Work required: Filter the lines below, copying only those with the string "text".

Given entries:
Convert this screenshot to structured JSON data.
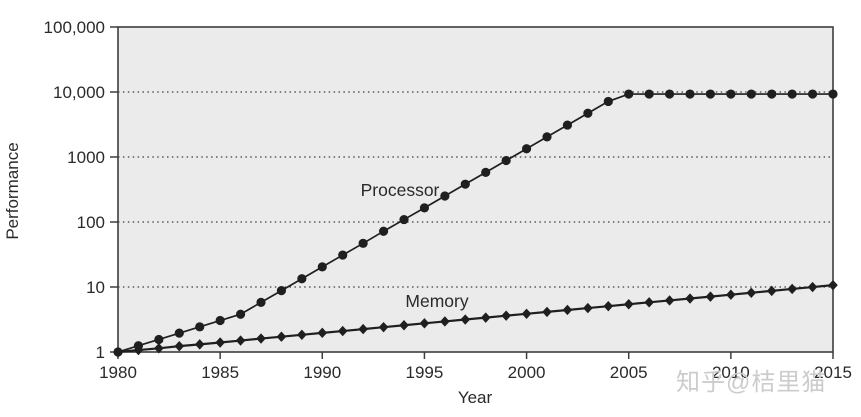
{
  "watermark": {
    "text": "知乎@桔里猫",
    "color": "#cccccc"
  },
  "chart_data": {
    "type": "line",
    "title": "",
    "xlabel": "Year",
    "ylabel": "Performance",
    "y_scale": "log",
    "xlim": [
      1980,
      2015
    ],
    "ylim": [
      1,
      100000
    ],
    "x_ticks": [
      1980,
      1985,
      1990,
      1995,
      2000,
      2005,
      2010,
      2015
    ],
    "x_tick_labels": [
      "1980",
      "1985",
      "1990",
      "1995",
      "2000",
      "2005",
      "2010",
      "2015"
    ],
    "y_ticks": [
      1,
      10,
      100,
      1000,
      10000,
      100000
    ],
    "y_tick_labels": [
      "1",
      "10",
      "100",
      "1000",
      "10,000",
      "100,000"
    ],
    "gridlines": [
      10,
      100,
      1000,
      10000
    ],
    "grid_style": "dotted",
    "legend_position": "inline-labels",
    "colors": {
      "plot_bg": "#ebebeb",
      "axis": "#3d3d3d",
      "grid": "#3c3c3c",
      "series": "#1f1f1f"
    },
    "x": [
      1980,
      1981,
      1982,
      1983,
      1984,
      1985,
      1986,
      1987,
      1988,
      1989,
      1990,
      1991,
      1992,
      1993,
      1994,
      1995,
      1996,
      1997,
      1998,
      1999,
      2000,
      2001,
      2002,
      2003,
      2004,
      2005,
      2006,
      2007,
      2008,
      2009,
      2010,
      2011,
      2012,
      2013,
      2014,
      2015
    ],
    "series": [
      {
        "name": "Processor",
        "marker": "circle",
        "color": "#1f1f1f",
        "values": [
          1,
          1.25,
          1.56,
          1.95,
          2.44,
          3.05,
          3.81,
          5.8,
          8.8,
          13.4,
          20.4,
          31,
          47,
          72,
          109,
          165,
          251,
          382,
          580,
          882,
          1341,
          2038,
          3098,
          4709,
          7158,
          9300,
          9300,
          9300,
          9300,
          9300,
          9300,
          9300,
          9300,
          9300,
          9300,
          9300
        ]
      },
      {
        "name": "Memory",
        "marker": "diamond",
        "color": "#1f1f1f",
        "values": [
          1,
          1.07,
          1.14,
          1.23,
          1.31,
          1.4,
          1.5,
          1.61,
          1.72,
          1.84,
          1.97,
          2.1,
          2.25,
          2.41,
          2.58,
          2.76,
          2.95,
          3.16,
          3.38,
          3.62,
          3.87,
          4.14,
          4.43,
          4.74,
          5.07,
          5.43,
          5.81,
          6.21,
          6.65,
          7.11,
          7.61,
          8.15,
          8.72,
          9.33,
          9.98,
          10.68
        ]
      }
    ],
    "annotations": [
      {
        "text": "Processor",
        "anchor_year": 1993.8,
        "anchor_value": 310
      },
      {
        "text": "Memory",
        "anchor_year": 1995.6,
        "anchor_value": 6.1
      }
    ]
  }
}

Finished task:
    "text": "知乎@桔里猫",
        "text": "Processor",
        "text": "Memory",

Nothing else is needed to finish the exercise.